- _Text passage_:
# Leo hatchling - what morph?



## pigglywiggly (Jul 19, 2008)

has anyone had a leo hatchling with head patterning like this before?
any idea what morph you think it could be?


----------



## boywonder (Mar 10, 2008)

looks like a mack murphy patternless, what are the parents?


----------



## funky1 (Jun 18, 2008)

boywonder said:


> looks like a mack murphy patternless, what are the parents?


I`d go along the same lines - certainly thinking a Murphy`s Patternless, poss Mack (though is there a hint of yellow shading?). Nice and `patternless` too for a Patternless!


----------



## quadrapop (Sep 20, 2008)

i third that


----------



## nuttybabez (Jul 21, 2007)

Why mack murphys patternless? I thought murphy patternless babies had like water marks on them as babies? Maybe some blizzard in there somewhere?

- _Exercise directions_: Can you copy out, word for word, the part of the hatchling morph thread above that opens with the words containing "## pigglywiggly (Jul" and closes with "(Mar 10, 2008)"?

- _Given data_:
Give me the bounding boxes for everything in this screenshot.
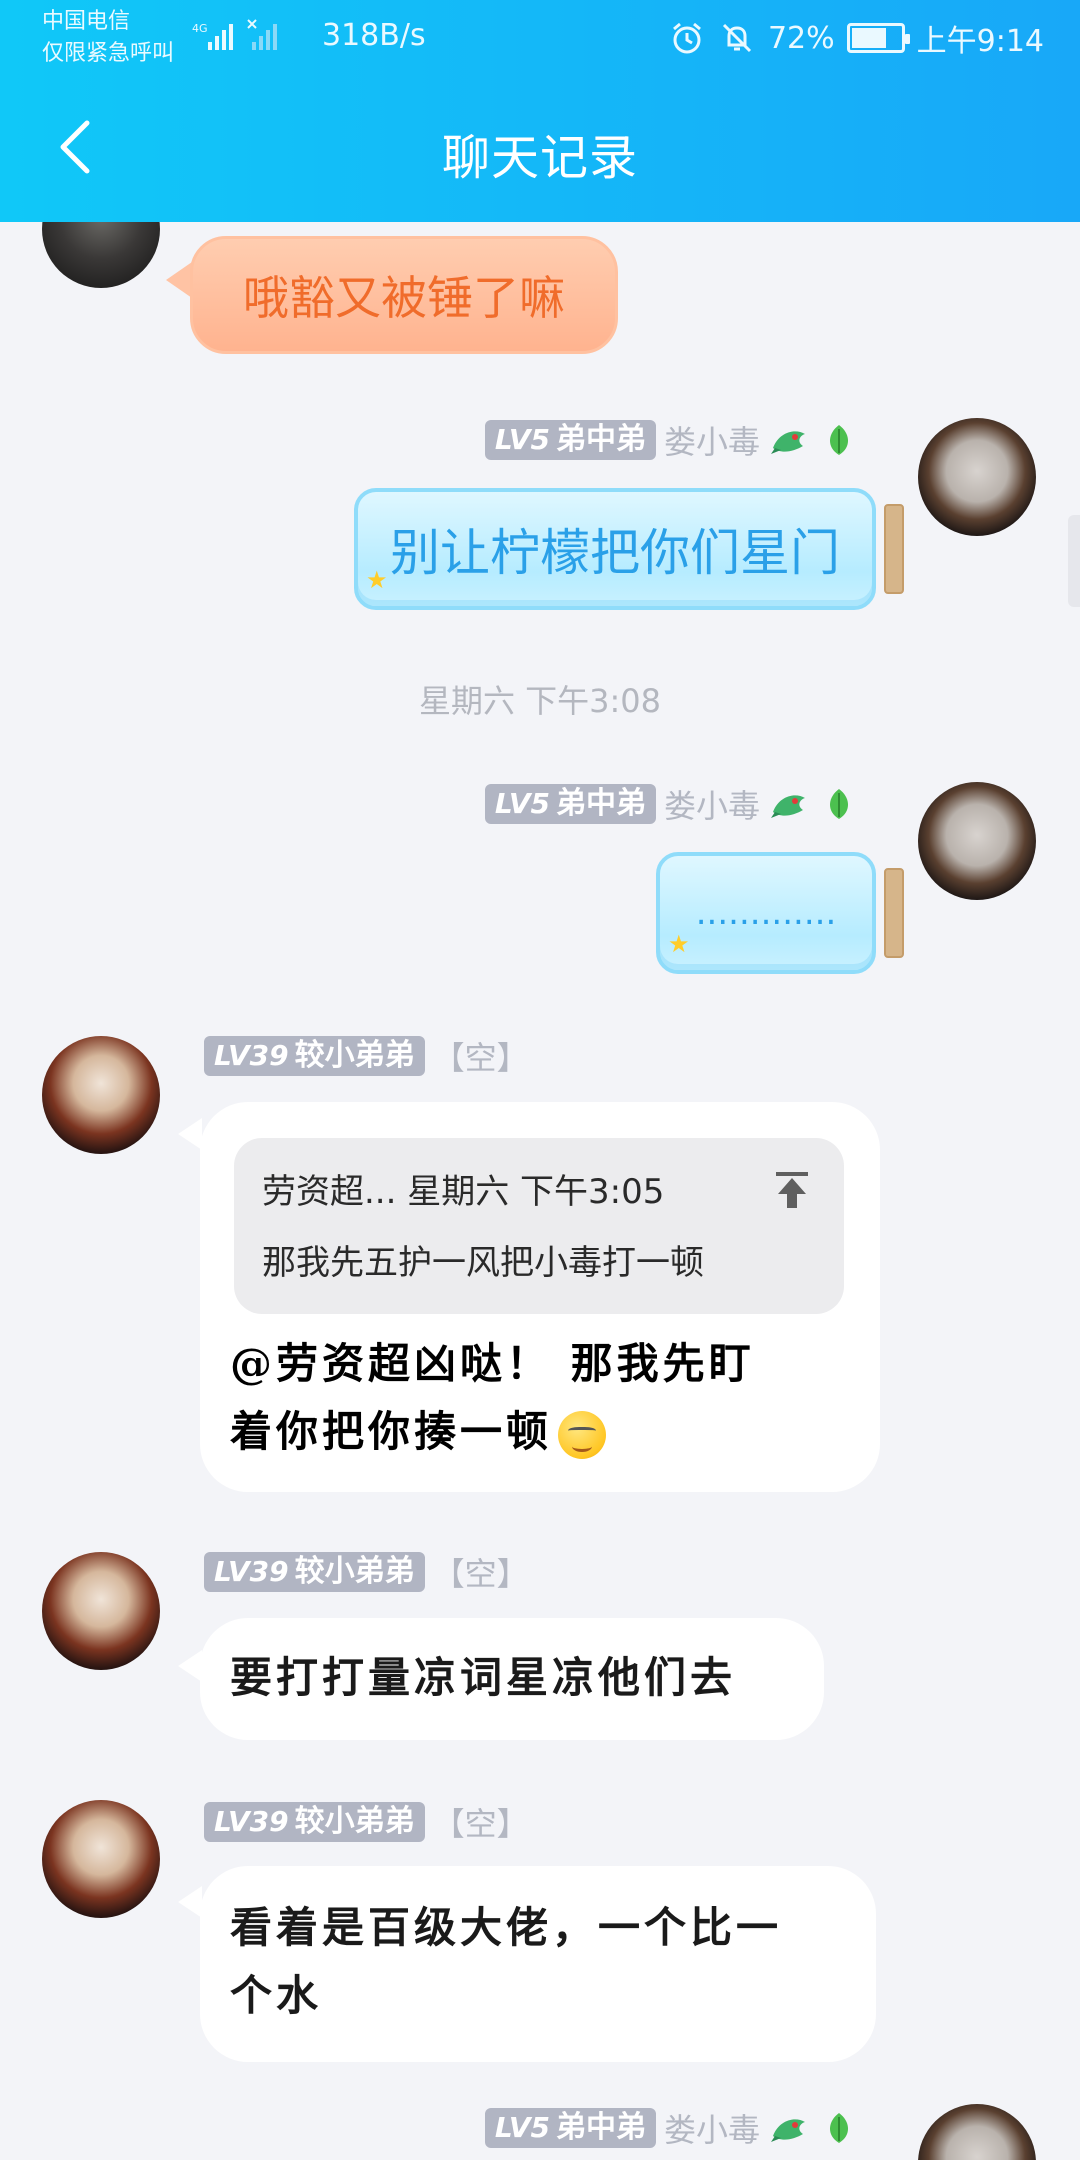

- _Finished answer_:
## pigglywiggly (Jul 19, 2008)

has anyone had a leo hatchling with head patterning like this before?
any idea what morph you think it could be?


----------



## boywonder (Mar 10, 2008)